# What you are asked to do:
Copy out the lines that have "Fonction" in them.

--------------------------------------------------

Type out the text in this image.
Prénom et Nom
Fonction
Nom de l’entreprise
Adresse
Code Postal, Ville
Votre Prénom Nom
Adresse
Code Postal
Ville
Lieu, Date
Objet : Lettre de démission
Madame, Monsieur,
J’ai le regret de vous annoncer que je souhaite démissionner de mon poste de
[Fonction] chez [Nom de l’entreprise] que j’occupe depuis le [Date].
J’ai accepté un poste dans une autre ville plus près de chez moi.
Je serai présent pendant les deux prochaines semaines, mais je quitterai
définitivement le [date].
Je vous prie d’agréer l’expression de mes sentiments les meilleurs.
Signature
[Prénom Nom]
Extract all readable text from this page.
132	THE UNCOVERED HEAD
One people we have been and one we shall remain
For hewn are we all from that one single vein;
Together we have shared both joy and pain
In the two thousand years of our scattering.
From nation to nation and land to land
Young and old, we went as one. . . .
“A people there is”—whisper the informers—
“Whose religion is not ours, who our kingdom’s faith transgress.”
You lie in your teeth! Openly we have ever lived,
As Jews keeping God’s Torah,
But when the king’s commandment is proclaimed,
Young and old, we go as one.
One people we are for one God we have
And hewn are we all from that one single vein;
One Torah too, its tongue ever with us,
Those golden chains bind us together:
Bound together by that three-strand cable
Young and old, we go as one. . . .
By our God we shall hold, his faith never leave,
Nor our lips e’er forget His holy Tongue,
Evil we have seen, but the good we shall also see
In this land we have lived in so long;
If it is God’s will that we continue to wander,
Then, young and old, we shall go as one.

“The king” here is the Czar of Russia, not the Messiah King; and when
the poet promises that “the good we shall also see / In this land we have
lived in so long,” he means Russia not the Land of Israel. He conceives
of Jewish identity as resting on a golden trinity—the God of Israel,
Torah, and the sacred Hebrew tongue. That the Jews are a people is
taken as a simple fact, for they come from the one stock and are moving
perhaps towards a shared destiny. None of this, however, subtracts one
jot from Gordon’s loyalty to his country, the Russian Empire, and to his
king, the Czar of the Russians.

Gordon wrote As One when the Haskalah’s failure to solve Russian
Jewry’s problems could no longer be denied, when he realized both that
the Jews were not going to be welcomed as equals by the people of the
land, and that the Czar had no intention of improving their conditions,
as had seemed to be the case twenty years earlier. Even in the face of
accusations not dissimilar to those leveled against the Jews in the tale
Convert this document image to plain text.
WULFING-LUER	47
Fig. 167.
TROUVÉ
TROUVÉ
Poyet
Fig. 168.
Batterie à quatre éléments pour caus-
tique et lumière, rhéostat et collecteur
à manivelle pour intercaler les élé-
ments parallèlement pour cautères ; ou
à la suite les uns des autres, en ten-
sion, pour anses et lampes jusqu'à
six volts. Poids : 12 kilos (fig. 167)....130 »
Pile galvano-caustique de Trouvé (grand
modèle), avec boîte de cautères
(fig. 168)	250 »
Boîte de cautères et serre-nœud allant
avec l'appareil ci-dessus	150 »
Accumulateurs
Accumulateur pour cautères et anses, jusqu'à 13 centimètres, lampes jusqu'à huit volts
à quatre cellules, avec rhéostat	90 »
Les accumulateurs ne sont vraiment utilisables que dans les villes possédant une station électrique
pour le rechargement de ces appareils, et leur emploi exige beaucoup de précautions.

--------------------------------------------------

# Output for this task:
Fonction
[Fonction] chez [Nom de l’entreprise] que j’occupe depuis le [Date].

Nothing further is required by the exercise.